Task requirements — Copy each line of the entries that contains the word "Delhi".

Dataset entries:
####

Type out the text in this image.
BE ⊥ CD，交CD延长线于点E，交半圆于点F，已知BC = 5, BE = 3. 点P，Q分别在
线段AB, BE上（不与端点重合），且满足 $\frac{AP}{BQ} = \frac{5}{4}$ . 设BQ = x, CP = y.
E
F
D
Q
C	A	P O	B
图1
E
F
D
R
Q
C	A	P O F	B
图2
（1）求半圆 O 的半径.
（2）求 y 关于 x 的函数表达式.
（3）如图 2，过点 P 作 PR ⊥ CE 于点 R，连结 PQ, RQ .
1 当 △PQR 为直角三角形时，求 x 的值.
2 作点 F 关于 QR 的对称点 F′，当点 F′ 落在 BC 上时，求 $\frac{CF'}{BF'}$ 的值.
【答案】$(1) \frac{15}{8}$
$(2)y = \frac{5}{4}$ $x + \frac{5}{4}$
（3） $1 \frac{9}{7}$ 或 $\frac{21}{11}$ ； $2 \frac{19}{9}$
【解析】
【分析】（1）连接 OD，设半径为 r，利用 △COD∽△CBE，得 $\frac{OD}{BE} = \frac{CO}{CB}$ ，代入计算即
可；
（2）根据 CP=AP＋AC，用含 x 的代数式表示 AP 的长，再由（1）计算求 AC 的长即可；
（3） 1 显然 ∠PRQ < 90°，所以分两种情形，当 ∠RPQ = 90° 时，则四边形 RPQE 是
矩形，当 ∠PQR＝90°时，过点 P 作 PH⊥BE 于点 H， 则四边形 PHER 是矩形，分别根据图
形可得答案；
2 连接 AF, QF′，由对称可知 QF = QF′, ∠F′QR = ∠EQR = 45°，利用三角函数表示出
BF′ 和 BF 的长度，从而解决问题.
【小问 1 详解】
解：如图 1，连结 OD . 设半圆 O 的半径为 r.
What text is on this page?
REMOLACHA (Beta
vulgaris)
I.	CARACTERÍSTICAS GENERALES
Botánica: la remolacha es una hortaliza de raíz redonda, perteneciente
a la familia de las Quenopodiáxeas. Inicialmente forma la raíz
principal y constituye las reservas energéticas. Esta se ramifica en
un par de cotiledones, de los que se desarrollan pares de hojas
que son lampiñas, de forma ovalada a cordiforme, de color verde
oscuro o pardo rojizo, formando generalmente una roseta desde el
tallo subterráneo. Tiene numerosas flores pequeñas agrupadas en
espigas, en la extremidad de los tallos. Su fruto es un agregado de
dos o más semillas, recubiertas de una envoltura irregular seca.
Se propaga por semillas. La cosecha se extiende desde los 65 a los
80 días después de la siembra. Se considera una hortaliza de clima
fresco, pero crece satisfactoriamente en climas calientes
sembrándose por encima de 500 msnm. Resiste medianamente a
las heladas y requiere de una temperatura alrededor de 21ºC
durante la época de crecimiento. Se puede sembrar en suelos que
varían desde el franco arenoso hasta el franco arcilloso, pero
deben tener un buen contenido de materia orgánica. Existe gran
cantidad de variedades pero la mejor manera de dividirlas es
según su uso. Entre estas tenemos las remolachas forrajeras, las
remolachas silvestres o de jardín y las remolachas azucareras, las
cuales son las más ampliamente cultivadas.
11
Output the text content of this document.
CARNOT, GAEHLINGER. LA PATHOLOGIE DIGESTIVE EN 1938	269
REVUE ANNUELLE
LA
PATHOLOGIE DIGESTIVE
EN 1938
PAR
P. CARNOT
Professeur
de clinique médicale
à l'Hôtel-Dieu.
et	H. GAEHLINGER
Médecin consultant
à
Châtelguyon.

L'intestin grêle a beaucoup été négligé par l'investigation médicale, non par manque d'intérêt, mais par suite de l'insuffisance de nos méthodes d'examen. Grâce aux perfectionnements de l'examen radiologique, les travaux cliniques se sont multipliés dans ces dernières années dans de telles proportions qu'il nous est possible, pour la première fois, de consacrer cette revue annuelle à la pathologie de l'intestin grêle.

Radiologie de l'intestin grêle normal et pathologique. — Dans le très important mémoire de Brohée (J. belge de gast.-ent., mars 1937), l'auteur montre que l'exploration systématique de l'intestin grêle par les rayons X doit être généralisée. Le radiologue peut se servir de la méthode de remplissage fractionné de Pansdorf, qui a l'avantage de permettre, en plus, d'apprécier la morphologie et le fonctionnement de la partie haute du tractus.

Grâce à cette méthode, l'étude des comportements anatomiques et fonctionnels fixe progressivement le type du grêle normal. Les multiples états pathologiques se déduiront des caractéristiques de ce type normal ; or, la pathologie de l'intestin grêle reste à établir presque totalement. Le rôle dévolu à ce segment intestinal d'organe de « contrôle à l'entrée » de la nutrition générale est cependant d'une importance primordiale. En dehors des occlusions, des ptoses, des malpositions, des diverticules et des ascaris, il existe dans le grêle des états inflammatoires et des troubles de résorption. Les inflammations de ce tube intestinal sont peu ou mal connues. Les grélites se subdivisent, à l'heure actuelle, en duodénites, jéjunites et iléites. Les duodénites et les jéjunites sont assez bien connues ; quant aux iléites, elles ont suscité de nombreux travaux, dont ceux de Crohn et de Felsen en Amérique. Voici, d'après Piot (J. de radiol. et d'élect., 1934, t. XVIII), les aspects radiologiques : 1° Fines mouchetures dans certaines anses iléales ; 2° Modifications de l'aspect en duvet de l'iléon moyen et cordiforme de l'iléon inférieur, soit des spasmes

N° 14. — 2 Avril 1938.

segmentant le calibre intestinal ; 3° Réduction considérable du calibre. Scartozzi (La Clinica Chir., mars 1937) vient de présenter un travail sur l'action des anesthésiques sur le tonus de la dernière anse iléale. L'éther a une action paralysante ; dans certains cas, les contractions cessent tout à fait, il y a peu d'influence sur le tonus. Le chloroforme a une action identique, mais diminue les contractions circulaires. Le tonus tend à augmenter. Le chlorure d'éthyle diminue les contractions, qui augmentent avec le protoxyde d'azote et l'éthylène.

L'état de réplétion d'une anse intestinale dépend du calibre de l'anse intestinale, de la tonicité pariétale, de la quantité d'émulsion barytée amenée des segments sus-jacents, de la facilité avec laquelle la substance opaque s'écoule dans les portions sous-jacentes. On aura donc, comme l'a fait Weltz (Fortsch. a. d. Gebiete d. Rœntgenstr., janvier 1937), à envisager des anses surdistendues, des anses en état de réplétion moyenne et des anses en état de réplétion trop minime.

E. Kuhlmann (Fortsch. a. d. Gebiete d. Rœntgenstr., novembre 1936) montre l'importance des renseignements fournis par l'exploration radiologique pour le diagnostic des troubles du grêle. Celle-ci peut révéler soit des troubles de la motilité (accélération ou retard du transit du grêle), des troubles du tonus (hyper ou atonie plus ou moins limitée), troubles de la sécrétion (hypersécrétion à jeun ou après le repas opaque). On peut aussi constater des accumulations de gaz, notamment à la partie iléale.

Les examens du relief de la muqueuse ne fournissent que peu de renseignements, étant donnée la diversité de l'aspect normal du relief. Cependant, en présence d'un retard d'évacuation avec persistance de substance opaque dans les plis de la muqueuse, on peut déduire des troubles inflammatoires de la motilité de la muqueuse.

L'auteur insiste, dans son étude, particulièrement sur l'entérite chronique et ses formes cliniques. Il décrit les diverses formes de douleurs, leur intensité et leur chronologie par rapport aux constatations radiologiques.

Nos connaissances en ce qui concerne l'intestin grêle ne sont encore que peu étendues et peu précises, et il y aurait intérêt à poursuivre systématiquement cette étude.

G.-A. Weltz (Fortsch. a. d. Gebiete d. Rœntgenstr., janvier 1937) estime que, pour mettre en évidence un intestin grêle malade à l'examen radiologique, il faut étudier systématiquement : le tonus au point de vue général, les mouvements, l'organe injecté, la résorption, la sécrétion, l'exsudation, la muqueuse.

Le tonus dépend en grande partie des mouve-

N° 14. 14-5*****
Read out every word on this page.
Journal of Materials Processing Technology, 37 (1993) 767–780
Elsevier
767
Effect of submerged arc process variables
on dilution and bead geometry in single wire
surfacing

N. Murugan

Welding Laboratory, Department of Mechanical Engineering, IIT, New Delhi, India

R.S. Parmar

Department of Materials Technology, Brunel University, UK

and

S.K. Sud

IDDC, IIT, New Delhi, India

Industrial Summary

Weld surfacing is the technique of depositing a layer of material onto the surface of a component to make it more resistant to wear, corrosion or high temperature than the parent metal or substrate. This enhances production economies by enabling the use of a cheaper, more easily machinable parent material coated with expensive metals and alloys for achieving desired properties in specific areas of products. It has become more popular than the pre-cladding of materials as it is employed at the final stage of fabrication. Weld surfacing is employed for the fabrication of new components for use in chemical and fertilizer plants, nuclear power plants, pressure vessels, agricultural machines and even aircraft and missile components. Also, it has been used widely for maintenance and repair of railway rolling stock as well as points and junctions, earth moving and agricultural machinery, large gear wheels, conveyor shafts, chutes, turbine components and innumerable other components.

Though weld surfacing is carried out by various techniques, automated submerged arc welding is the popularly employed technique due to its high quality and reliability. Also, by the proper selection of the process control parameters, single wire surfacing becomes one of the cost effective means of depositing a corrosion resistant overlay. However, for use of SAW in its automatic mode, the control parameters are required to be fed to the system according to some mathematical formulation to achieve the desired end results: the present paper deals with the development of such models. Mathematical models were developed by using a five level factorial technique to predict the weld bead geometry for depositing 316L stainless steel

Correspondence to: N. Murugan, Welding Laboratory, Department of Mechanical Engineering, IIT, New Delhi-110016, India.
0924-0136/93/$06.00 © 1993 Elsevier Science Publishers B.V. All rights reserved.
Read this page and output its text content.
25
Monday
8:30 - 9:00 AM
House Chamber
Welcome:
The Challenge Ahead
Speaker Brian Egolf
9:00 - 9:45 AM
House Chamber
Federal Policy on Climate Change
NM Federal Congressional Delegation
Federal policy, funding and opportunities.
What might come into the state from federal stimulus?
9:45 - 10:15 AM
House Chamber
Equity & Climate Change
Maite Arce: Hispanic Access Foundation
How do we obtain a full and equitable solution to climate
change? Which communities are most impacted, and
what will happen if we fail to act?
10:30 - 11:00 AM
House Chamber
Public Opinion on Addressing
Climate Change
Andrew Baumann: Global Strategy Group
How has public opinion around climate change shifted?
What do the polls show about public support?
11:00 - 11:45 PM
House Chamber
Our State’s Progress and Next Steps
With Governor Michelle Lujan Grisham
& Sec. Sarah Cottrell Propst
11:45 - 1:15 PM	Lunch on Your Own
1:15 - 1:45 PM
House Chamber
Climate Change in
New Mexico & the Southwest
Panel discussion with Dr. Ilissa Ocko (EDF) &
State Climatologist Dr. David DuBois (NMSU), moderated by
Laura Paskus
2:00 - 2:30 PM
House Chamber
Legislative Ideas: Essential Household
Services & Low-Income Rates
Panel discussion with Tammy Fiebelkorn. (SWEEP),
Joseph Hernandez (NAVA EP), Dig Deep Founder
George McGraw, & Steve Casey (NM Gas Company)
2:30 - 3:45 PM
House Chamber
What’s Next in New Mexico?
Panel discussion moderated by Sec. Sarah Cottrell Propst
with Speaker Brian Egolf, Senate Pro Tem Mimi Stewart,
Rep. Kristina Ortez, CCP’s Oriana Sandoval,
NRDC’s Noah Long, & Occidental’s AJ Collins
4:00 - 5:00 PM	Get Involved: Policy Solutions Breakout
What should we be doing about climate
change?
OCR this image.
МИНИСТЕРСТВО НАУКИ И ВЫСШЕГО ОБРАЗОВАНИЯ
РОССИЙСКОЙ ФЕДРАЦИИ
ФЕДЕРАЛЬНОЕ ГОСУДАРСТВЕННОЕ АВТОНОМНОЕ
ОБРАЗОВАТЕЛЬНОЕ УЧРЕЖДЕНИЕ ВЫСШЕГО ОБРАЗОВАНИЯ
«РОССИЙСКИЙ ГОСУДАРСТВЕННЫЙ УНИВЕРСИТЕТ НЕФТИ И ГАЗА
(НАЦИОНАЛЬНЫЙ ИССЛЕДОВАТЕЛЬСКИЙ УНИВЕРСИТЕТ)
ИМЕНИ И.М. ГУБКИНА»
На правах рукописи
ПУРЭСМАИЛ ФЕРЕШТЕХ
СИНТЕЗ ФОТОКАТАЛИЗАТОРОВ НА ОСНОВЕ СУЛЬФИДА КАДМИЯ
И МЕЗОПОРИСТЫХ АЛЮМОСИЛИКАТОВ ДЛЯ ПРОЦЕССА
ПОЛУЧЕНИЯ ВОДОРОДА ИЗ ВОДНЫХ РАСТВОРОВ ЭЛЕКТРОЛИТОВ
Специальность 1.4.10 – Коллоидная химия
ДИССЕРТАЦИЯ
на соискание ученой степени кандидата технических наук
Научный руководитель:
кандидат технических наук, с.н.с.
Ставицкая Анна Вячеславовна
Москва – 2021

####

The response —
Welding Laboratory, Department of Mechanical Engineering, IIT, New Delhi, India
IDDC, IIT, New Delhi, India
Correspondence to: N. Murugan, Welding Laboratory, Department of Mechanical Engineering, IIT, New Delhi-110016, India.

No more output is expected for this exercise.